◆ **REQUEST**: Copy each line below that contains "экстренного".

◆ **DATA PROVIDED**:

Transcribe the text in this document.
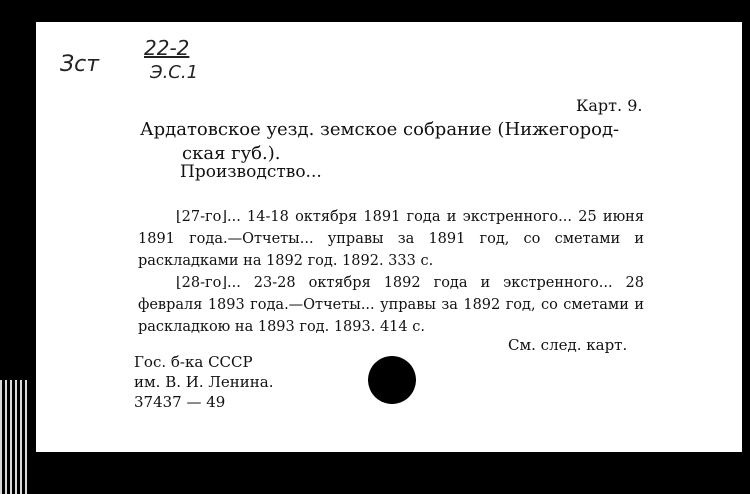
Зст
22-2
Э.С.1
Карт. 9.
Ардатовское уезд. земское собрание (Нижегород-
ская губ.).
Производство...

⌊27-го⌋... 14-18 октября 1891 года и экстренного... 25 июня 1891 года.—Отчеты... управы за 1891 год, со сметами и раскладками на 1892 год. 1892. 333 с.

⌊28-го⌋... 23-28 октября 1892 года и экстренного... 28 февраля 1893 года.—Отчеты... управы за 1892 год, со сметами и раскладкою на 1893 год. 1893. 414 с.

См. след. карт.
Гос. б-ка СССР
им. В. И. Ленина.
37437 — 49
==
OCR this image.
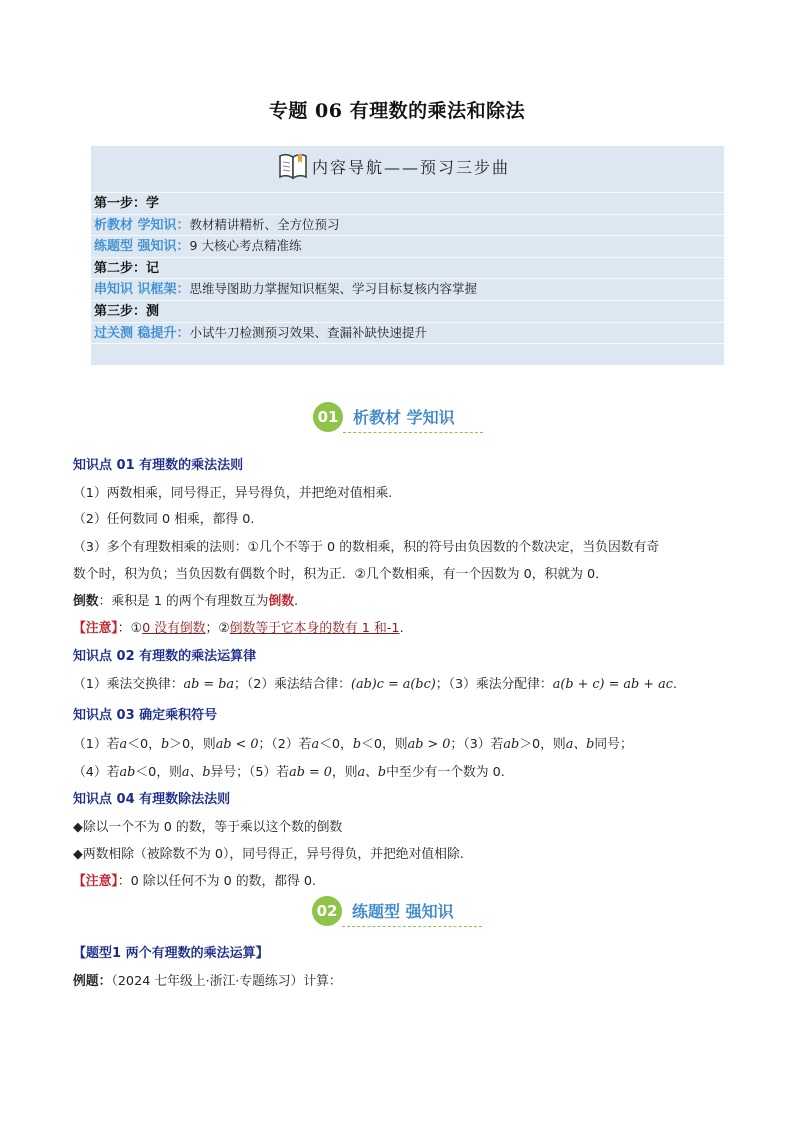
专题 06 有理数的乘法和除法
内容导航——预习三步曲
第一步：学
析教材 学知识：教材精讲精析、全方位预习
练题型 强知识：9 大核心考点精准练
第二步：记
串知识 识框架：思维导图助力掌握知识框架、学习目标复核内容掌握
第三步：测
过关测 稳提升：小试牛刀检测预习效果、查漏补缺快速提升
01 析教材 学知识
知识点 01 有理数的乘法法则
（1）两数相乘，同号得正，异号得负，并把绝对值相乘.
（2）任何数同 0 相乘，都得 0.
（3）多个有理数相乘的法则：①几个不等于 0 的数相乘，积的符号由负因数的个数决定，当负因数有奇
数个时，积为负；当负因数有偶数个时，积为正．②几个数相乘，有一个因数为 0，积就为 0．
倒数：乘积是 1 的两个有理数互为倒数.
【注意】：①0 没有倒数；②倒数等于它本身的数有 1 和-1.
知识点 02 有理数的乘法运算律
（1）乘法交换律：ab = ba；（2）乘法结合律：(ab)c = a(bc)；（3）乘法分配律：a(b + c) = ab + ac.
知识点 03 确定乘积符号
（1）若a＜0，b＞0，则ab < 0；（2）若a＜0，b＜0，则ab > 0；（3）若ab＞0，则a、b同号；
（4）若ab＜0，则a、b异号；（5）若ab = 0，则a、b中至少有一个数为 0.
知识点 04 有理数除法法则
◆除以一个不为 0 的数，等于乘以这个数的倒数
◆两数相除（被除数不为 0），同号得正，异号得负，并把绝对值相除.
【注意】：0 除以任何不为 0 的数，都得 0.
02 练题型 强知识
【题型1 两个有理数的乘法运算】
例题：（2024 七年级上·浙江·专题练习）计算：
---
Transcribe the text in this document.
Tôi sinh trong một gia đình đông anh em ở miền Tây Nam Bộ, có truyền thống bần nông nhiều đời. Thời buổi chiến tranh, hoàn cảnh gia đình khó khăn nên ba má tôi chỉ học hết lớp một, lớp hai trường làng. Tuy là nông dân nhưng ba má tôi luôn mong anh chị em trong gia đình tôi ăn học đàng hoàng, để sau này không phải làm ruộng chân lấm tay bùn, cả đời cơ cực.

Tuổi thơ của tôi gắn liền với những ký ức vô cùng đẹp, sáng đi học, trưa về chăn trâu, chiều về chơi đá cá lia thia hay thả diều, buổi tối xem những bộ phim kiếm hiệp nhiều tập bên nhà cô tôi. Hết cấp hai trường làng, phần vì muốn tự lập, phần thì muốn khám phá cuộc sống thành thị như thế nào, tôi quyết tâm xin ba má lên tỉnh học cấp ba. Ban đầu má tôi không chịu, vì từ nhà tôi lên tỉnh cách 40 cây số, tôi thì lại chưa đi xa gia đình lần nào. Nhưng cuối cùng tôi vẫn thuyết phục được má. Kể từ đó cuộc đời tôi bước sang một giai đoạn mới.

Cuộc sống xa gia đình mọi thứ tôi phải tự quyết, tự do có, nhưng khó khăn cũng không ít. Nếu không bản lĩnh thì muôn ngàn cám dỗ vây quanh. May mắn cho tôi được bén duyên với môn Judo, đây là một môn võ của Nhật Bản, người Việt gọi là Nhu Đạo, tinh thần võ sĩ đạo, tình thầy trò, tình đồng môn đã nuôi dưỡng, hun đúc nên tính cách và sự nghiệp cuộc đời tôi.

◆ **THE RESPONSE**:
⌊27-го⌋... 14-18 октября 1891 года и экстренного... 25 июня 1891 года.—Отчеты... управы за 1891 год, со сметами и раскладками на 1892 год. 1892. 333 с.
⌊28-го⌋... 23-28 октября 1892 года и экстренного... 28 февраля 1893 года.—Отчеты... управы за 1892 год, со сметами и раскладкою на 1893 год. 1893. 414 с.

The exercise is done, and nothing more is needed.